### Stated problem
Return an exact copy of the lines from the one holding "What text is on this page?" to the end of the data, including both the starting and final lines. Leave the pictures out.

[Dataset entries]
----------

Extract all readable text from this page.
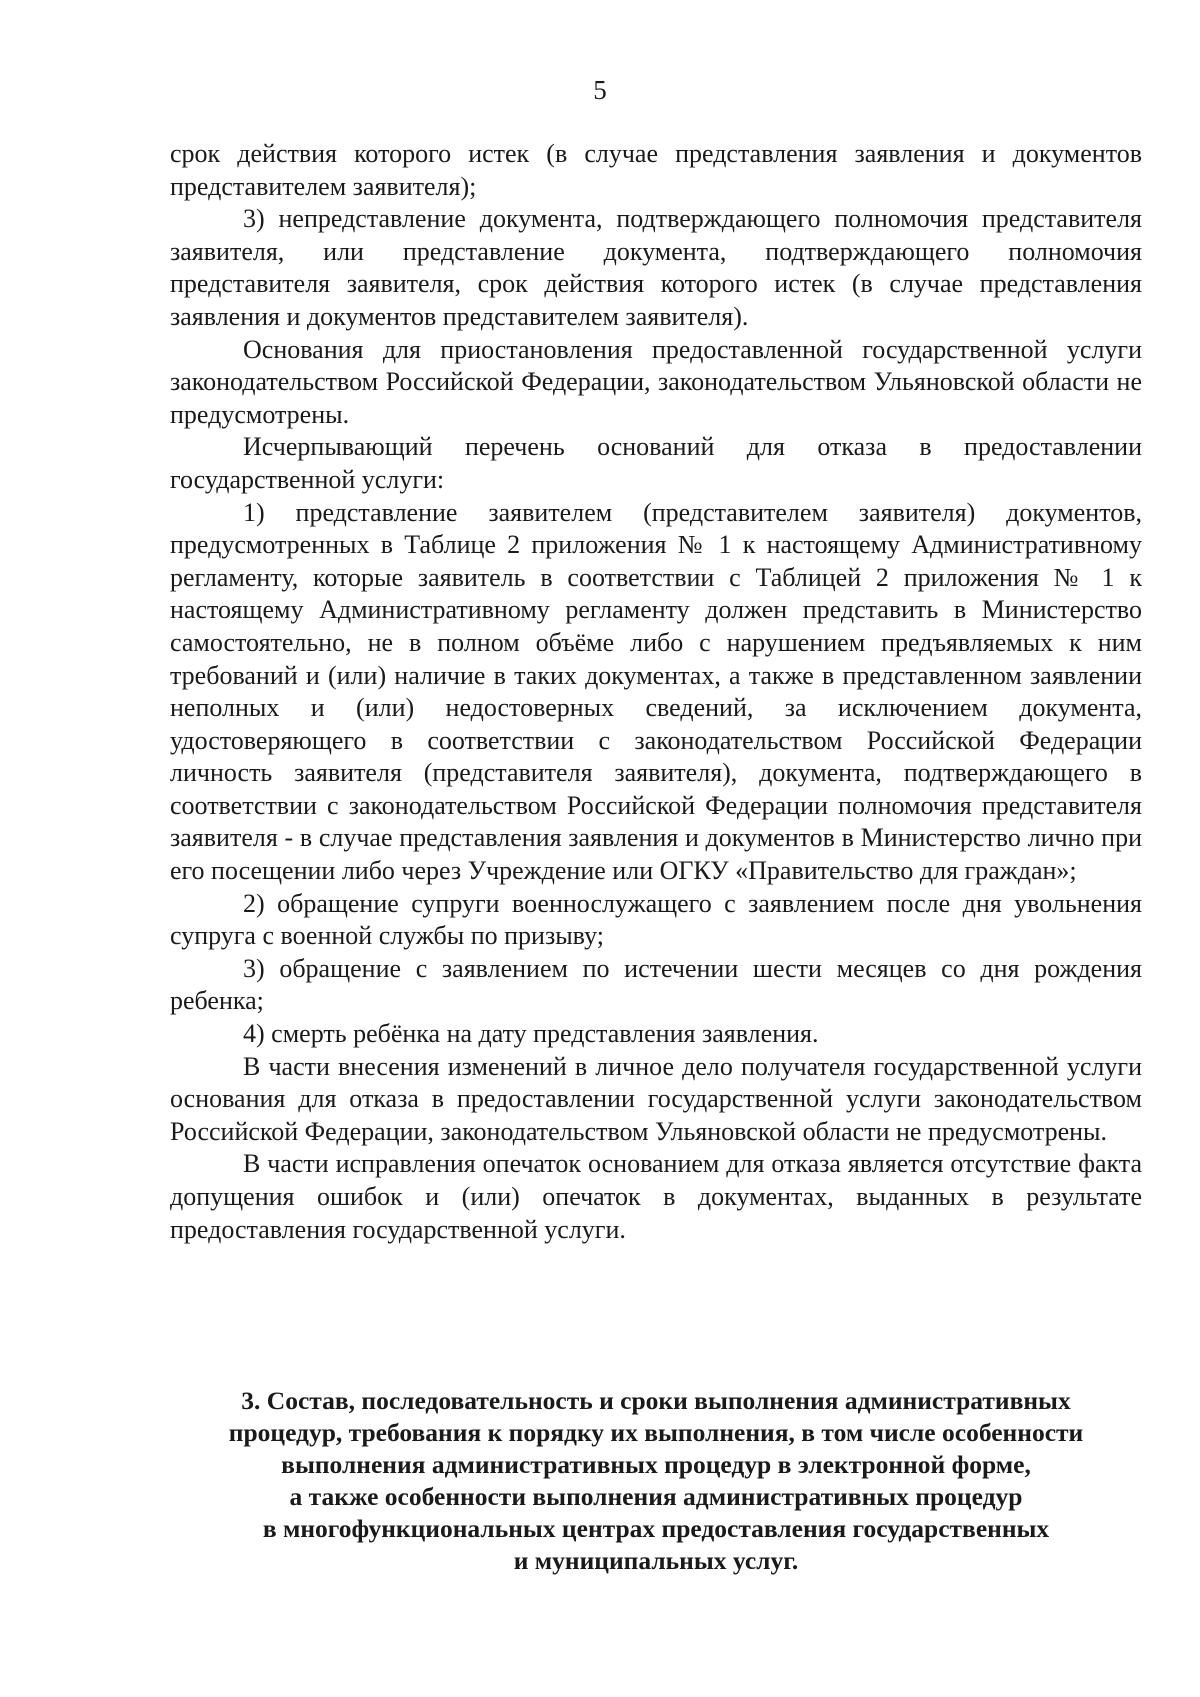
5

срок действия которого истек (в случае представления заявления и документов представителем заявителя);

3) непредставление документа, подтверждающего полномочия представителя заявителя, или представление документа, подтверждающего полномочия представителя заявителя, срок действия которого истек (в случае представления заявления и документов представителем заявителя).

Основания для приостановления предоставленной государственной услуги законодательством Российской Федерации, законодательством Ульяновской области не предусмотрены.

Исчерпывающий перечень оснований для отказа в предоставлении государственной услуги:

1) представление заявителем (представителем заявителя) документов, предусмотренных в Таблице 2 приложения № 1 к настоящему Административному регламенту, которые заявитель в соответствии с Таблицей 2 приложения № 1 к настоящему Административному регламенту должен представить в Министерство самостоятельно, не в полном объёме либо с нарушением предъявляемых к ним требований и (или) наличие в таких документах, а также в представленном заявлении неполных и (или) недостоверных сведений, за исключением документа, удостоверяющего в соответствии с законодательством Российской Федерации личность заявителя (представителя заявителя), документа, подтверждающего в соответствии с законодательством Российской Федерации полномочия представителя заявителя - в случае представления заявления и документов в Министерство лично при его посещении либо через Учреждение или ОГКУ «Правительство для граждан»;

2) обращение супруги военнослужащего с заявлением после дня увольнения супруга с военной службы по призыву;

3) обращение с заявлением по истечении шести месяцев со дня рождения ребенка;

4) смерть ребёнка на дату представления заявления.

В части внесения изменений в личное дело получателя государственной услуги основания для отказа в предоставлении государственной услуги законодательством Российской Федерации, законодательством Ульяновской области не предусмотрены.

В части исправления опечаток основанием для отказа является отсутствие факта допущения ошибок и (или) опечаток в документах, выданных в результате предоставления государственной услуги.

3. Состав, последовательность и сроки выполнения административных
процедур, требования к порядку их выполнения, в том числе особенности
выполнения административных процедур в электронной форме,
а также особенности выполнения административных процедур
в многофункциональных центрах предоставления государственных
и муниципальных услуг.
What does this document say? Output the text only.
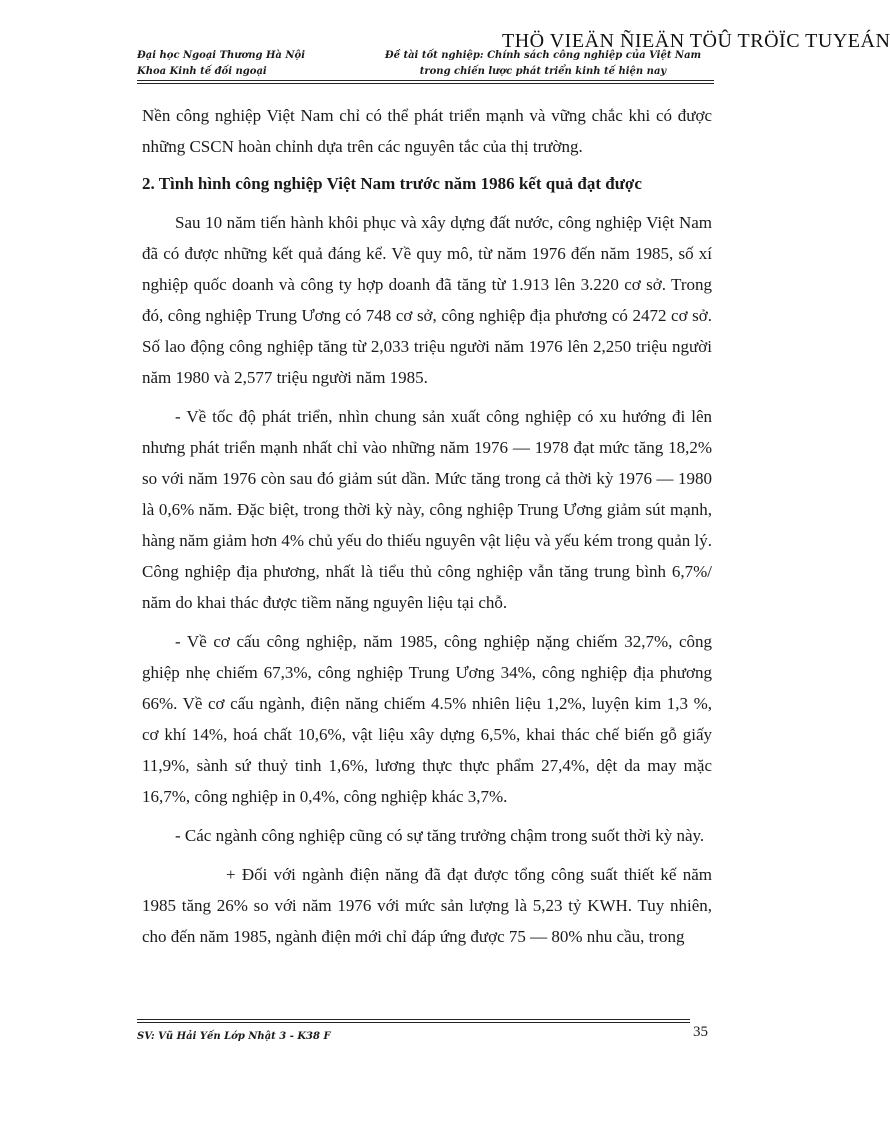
THÖ VIEÄN ÑIEÄN TÖÛ TRÖÏC TUYEÁN
Đại học Ngoại Thương Hà Nội
Khoa Kinh tế đối ngoại
Đề tài tốt nghiệp: Chính sách công nghiệp của Việt Nam
trong chiến lược phát triển kinh tế hiện nay

Nền công nghiệp Việt Nam chỉ có thể phát triển mạnh và vững chắc khi có được những CSCN hoàn chỉnh dựa trên các nguyên tắc của thị trường.

2. Tình hình công nghiệp Việt Nam trước năm 1986 kết quả đạt được

Sau 10 năm tiến hành khôi phục và xây dựng đất nước, công nghiệp Việt Nam đã có được những kết quả đáng kể. Về quy mô, từ năm 1976 đến năm 1985, số xí nghiệp quốc doanh và công ty hợp doanh đã tăng từ 1.913 lên 3.220 cơ sở. Trong đó, công nghiệp Trung Ương có 748 cơ sở, công nghiệp địa phương có 2472 cơ sở. Số lao động công nghiệp tăng từ 2,033 triệu người năm 1976 lên 2,250 triệu người năm 1980 và 2,577 triệu người năm 1985.

- Về tốc độ phát triển, nhìn chung sản xuất công nghiệp có xu hướng đi lên nhưng phát triển mạnh nhất chỉ vào những năm 1976 — 1978 đạt mức tăng 18,2% so với năm 1976 còn sau đó giảm sút dần. Mức tăng trong cả thời kỳ 1976 — 1980 là 0,6% năm. Đặc biệt, trong thời kỳ này, công nghiệp Trung Ương giảm sút mạnh, hàng năm giảm hơn 4% chủ yếu do thiếu nguyên vật liệu và yếu kém trong quản lý. Công nghiệp địa phương, nhất là tiểu thủ công nghiệp vẫn tăng trung bình 6,7%/ năm do khai thác được tiềm năng nguyên liệu tại chỗ.

- Về cơ cấu công nghiệp, năm 1985, công nghiệp nặng chiếm 32,7%, công ghiệp nhẹ chiếm 67,3%, công nghiệp Trung Ương 34%, công nghiệp địa phương 66%. Về cơ cấu ngành, điện năng chiếm 4.5% nhiên liệu 1,2%, luyện kim 1,3 %, cơ khí 14%, hoá chất 10,6%, vật liệu xây dựng 6,5%, khai thác chế biến gỗ giấy 11,9%, sành sứ thuỷ tinh 1,6%, lương thực thực phẩm 27,4%, dệt da may mặc 16,7%, công nghiệp in 0,4%, công nghiệp khác 3,7%.

- Các ngành công nghiệp cũng có sự tăng trưởng chậm trong suốt thời kỳ này.

+ Đối với ngành điện năng đã đạt được tổng công suất thiết kế năm 1985 tăng 26% so với năm 1976 với mức sản lượng là 5,23 tỷ KWH. Tuy nhiên, cho đến năm 1985, ngành điện mới chỉ đáp ứng được 75 — 80% nhu cầu, trong

SV: Vũ Hải Yến Lớp Nhật 3 - K38 F	35
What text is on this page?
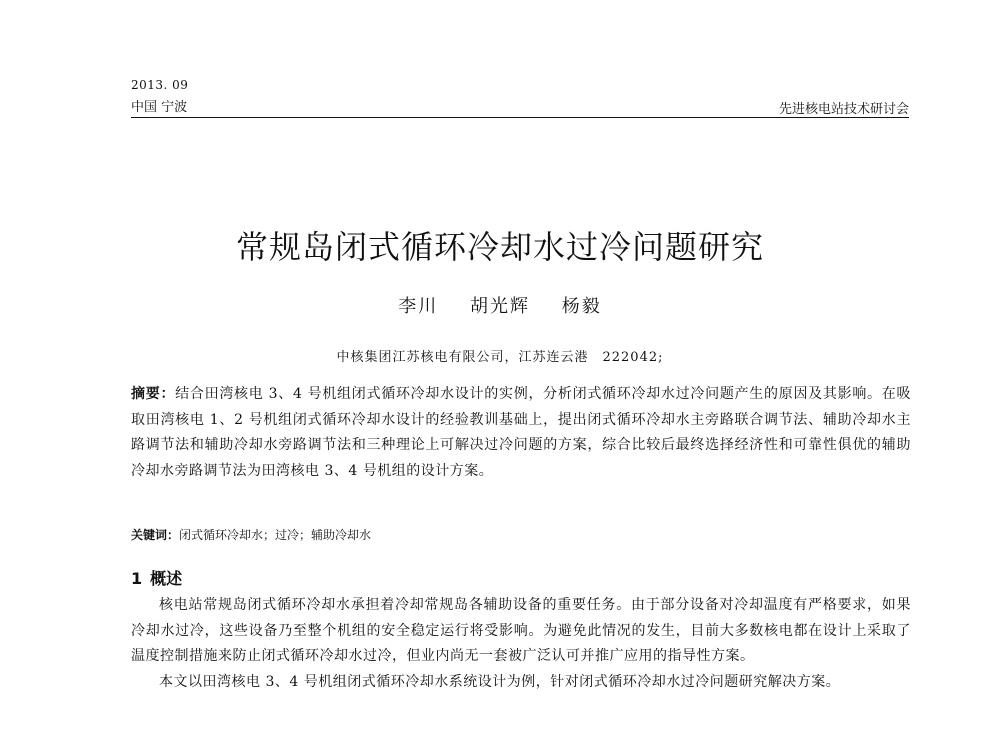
2013. 09
中国 宁波	先进核电站技术研讨会
常规岛闭式循环冷却水过冷问题研究
李川 胡光辉 杨毅
中核集团江苏核电有限公司，江苏连云港　222042;
摘要：结合田湾核电 3、4 号机组闭式循环冷却水设计的实例，分析闭式循环冷却水过冷问题产生的原因及其影响。在吸取田湾核电 1、2 号机组闭式循环冷却水设计的经验教训基础上，提出闭式循环冷却水主旁路联合调节法、辅助冷却水主路调节法和辅助冷却水旁路调节法和三种理论上可解决过冷问题的方案，综合比较后最终选择经济性和可靠性俱优的辅助冷却水旁路调节法为田湾核电 3、4 号机组的设计方案。
关键词：闭式循环冷却水；过冷；辅助冷却水
1 概述

核电站常规岛闭式循环冷却水承担着冷却常规岛各辅助设备的重要任务。由于部分设备对冷却温度有严格要求，如果冷却水过冷，这些设备乃至整个机组的安全稳定运行将受影响。为避免此情况的发生，目前大多数核电都在设计上采取了温度控制措施来防止闭式循环冷却水过冷，但业内尚无一套被广泛认可并推广应用的指导性方案。

本文以田湾核电 3、4 号机组闭式循环冷却水系统设计为例，针对闭式循环冷却水过冷问题研究解决方案。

----------

### Result for this task
What text is on this page?
2013. 09
中国 宁波	先进核电站技术研讨会
常规岛闭式循环冷却水过冷问题研究
李川 胡光辉 杨毅
中核集团江苏核电有限公司，江苏连云港　222042;
摘要：结合田湾核电 3、4 号机组闭式循环冷却水设计的实例，分析闭式循环冷却水过冷问题产生的原因及其影响。在吸取田湾核电 1、2 号机组闭式循环冷却水设计的经验教训基础上，提出闭式循环冷却水主旁路联合调节法、辅助冷却水主路调节法和辅助冷却水旁路调节法和三种理论上可解决过冷问题的方案，综合比较后最终选择经济性和可靠性俱优的辅助冷却水旁路调节法为田湾核电 3、4 号机组的设计方案。
关键词：闭式循环冷却水；过冷；辅助冷却水
1 概述

核电站常规岛闭式循环冷却水承担着冷却常规岛各辅助设备的重要任务。由于部分设备对冷却温度有严格要求，如果冷却水过冷，这些设备乃至整个机组的安全稳定运行将受影响。为避免此情况的发生，目前大多数核电都在设计上采取了温度控制措施来防止闭式循环冷却水过冷，但业内尚无一套被广泛认可并推广应用的指导性方案。

本文以田湾核电 3、4 号机组闭式循环冷却水系统设计为例，针对闭式循环冷却水过冷问题研究解决方案。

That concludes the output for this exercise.